__PROBLEM REQUIREMENTS__.
Copy the records below exactly as they appear.

__DATA EXCERPTS__.
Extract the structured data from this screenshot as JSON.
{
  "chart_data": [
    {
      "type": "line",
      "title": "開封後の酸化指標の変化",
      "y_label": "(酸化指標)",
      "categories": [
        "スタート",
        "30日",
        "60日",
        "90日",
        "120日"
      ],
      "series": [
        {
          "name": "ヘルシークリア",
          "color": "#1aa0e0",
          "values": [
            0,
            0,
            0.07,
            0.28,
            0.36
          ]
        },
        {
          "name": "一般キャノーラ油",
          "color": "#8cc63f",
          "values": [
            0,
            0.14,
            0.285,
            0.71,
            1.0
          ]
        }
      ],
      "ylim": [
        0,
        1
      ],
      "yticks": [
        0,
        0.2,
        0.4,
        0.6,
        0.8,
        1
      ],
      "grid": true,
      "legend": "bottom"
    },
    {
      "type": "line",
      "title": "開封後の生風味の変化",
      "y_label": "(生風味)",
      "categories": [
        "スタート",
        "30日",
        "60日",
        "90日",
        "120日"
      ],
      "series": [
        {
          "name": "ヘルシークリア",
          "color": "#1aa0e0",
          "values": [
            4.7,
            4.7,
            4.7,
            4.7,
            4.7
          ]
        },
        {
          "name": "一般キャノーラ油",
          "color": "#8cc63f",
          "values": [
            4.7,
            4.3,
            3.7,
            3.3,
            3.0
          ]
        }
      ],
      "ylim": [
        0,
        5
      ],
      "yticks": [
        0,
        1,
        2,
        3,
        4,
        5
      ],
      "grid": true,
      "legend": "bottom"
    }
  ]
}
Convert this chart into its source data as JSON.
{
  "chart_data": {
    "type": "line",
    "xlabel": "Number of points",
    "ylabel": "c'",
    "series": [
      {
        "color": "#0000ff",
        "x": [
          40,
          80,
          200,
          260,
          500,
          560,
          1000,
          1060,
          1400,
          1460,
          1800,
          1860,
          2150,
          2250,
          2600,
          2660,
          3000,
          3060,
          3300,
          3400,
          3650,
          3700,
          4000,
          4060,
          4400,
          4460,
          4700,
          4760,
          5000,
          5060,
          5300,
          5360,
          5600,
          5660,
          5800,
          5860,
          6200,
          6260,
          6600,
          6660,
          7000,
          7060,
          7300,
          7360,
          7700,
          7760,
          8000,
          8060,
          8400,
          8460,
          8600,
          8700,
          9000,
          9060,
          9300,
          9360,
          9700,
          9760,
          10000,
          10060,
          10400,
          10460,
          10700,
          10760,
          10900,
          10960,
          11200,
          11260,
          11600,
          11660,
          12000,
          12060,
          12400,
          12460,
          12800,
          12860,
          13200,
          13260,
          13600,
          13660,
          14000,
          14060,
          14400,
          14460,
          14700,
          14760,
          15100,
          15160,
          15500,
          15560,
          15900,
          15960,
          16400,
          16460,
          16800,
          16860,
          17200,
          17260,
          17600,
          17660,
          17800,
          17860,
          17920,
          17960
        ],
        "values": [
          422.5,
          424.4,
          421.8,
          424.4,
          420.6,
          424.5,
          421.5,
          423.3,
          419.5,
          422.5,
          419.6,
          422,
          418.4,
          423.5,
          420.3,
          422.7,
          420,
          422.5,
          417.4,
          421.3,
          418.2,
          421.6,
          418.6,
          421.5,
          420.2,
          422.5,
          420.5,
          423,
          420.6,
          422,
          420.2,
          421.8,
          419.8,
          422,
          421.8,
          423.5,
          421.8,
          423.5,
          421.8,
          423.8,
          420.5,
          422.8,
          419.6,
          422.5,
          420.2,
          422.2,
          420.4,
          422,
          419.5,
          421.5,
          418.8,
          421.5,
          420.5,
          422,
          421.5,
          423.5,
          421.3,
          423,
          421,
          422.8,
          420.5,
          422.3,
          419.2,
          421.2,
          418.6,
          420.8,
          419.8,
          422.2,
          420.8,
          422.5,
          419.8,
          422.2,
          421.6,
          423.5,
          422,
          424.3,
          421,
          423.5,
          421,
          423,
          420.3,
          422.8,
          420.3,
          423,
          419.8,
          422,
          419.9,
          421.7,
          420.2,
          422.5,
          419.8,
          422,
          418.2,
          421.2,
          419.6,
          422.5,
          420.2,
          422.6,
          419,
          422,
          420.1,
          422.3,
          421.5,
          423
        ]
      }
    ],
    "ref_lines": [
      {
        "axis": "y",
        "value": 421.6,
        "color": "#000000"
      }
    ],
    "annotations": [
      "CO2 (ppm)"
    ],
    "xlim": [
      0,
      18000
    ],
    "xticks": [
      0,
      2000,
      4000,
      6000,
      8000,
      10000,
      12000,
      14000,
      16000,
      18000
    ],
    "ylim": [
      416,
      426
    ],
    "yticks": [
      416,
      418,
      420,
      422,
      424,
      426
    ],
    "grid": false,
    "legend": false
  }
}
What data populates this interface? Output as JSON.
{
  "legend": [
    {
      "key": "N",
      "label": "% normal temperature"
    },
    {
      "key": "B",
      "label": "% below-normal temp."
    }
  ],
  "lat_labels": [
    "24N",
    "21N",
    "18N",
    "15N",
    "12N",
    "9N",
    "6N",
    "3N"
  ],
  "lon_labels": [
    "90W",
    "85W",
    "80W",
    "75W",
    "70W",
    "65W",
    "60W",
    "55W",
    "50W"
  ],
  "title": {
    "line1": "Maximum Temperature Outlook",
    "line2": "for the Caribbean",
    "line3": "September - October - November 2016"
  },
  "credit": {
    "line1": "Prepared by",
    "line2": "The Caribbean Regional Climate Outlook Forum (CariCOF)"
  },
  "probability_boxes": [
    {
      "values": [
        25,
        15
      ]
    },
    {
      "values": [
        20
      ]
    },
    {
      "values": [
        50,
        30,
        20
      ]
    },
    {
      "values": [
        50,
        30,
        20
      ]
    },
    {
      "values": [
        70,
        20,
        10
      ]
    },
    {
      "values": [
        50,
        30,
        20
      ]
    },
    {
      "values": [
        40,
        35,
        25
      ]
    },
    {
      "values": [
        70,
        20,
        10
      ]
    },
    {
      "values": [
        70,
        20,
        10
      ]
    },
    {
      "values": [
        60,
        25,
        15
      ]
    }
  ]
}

__FINAL RESULT__.
Extract the structured data from this screenshot as JSON.
{
  "chart_data": [
    {
      "type": "line",
      "title": "開封後の酸化指標の変化",
      "y_label": "(酸化指標)",
      "categories": [
        "スタート",
        "30日",
        "60日",
        "90日",
        "120日"
      ],
      "series": [
        {
          "name": "ヘルシークリア",
          "color": "#1aa0e0",
          "values": [
            0,
            0,
            0.07,
            0.28,
            0.36
          ]
        },
        {
          "name": "一般キャノーラ油",
          "color": "#8cc63f",
          "values": [
            0,
            0.14,
            0.285,
            0.71,
            1.0
          ]
        }
      ],
      "ylim": [
        0,
        1
      ],
      "yticks": [
        0,
        0.2,
        0.4,
        0.6,
        0.8,
        1
      ],
      "grid": true,
      "legend": "bottom"
    },
    {
      "type": "line",
      "title": "開封後の生風味の変化",
      "y_label": "(生風味)",
      "categories": [
        "スタート",
        "30日",
        "60日",
        "90日",
        "120日"
      ],
      "series": [
        {
          "name": "ヘルシークリア",
          "color": "#1aa0e0",
          "values": [
            4.7,
            4.7,
            4.7,
            4.7,
            4.7
          ]
        },
        {
          "name": "一般キャノーラ油",
          "color": "#8cc63f",
          "values": [
            4.7,
            4.3,
            3.7,
            3.3,
            3.0
          ]
        }
      ],
      "ylim": [
        0,
        5
      ],
      "yticks": [
        0,
        1,
        2,
        3,
        4,
        5
      ],
      "grid": true,
      "legend": "bottom"
    }
  ]
}
Convert this chart into its source data as JSON.
{
  "chart_data": {
    "type": "line",
    "xlabel": "Number of points",
    "ylabel": "c'",
    "series": [
      {
        "color": "#0000ff",
        "x": [
          40,
          80,
          200,
          260,
          500,
          560,
          1000,
          1060,
          1400,
          1460,
          1800,
          1860,
          2150,
          2250,
          2600,
          2660,
          3000,
          3060,
          3300,
          3400,
          3650,
          3700,
          4000,
          4060,
          4400,
          4460,
          4700,
          4760,
          5000,
          5060,
          5300,
          5360,
          5600,
          5660,
          5800,
          5860,
          6200,
          6260,
          6600,
          6660,
          7000,
          7060,
          7300,
          7360,
          7700,
          7760,
          8000,
          8060,
          8400,
          8460,
          8600,
          8700,
          9000,
          9060,
          9300,
          9360,
          9700,
          9760,
          10000,
          10060,
          10400,
          10460,
          10700,
          10760,
          10900,
          10960,
          11200,
          11260,
          11600,
          11660,
          12000,
          12060,
          12400,
          12460,
          12800,
          12860,
          13200,
          13260,
          13600,
          13660,
          14000,
          14060,
          14400,
          14460,
          14700,
          14760,
          15100,
          15160,
          15500,
          15560,
          15900,
          15960,
          16400,
          16460,
          16800,
          16860,
          17200,
          17260,
          17600,
          17660,
          17800,
          17860,
          17920,
          17960
        ],
        "values": [
          422.5,
          424.4,
          421.8,
          424.4,
          420.6,
          424.5,
          421.5,
          423.3,
          419.5,
          422.5,
          419.6,
          422,
          418.4,
          423.5,
          420.3,
          422.7,
          420,
          422.5,
          417.4,
          421.3,
          418.2,
          421.6,
          418.6,
          421.5,
          420.2,
          422.5,
          420.5,
          423,
          420.6,
          422,
          420.2,
          421.8,
          419.8,
          422,
          421.8,
          423.5,
          421.8,
          423.5,
          421.8,
          423.8,
          420.5,
          422.8,
          419.6,
          422.5,
          420.2,
          422.2,
          420.4,
          422,
          419.5,
          421.5,
          418.8,
          421.5,
          420.5,
          422,
          421.5,
          423.5,
          421.3,
          423,
          421,
          422.8,
          420.5,
          422.3,
          419.2,
          421.2,
          418.6,
          420.8,
          419.8,
          422.2,
          420.8,
          422.5,
          419.8,
          422.2,
          421.6,
          423.5,
          422,
          424.3,
          421,
          423.5,
          421,
          423,
          420.3,
          422.8,
          420.3,
          423,
          419.8,
          422,
          419.9,
          421.7,
          420.2,
          422.5,
          419.8,
          422,
          418.2,
          421.2,
          419.6,
          422.5,
          420.2,
          422.6,
          419,
          422,
          420.1,
          422.3,
          421.5,
          423
        ]
      }
    ],
    "ref_lines": [
      {
        "axis": "y",
        "value": 421.6,
        "color": "#000000"
      }
    ],
    "annotations": [
      "CO2 (ppm)"
    ],
    "xlim": [
      0,
      18000
    ],
    "xticks": [
      0,
      2000,
      4000,
      6000,
      8000,
      10000,
      12000,
      14000,
      16000,
      18000
    ],
    "ylim": [
      416,
      426
    ],
    "yticks": [
      416,
      418,
      420,
      422,
      424,
      426
    ],
    "grid": false,
    "legend": false
  }
}
What data populates this interface? Output as JSON.
{
  "legend": [
    {
      "key": "N",
      "label": "% normal temperature"
    },
    {
      "key": "B",
      "label": "% below-normal temp."
    }
  ],
  "lat_labels": [
    "24N",
    "21N",
    "18N",
    "15N",
    "12N",
    "9N",
    "6N",
    "3N"
  ],
  "lon_labels": [
    "90W",
    "85W",
    "80W",
    "75W",
    "70W",
    "65W",
    "60W",
    "55W",
    "50W"
  ],
  "title": {
    "line1": "Maximum Temperature Outlook",
    "line2": "for the Caribbean",
    "line3": "September - October - November 2016"
  },
  "credit": {
    "line1": "Prepared by",
    "line2": "The Caribbean Regional Climate Outlook Forum (CariCOF)"
  },
  "probability_boxes": [
    {
      "values": [
        25,
        15
      ]
    },
    {
      "values": [
        20
      ]
    },
    {
      "values": [
        50,
        30,
        20
      ]
    },
    {
      "values": [
        50,
        30,
        20
      ]
    },
    {
      "values": [
        70,
        20,
        10
      ]
    },
    {
      "values": [
        50,
        30,
        20
      ]
    },
    {
      "values": [
        40,
        35,
        25
      ]
    },
    {
      "values": [
        70,
        20,
        10
      ]
    },
    {
      "values": [
        70,
        20,
        10
      ]
    },
    {
      "values": [
        60,
        25,
        15
      ]
    }
  ]
}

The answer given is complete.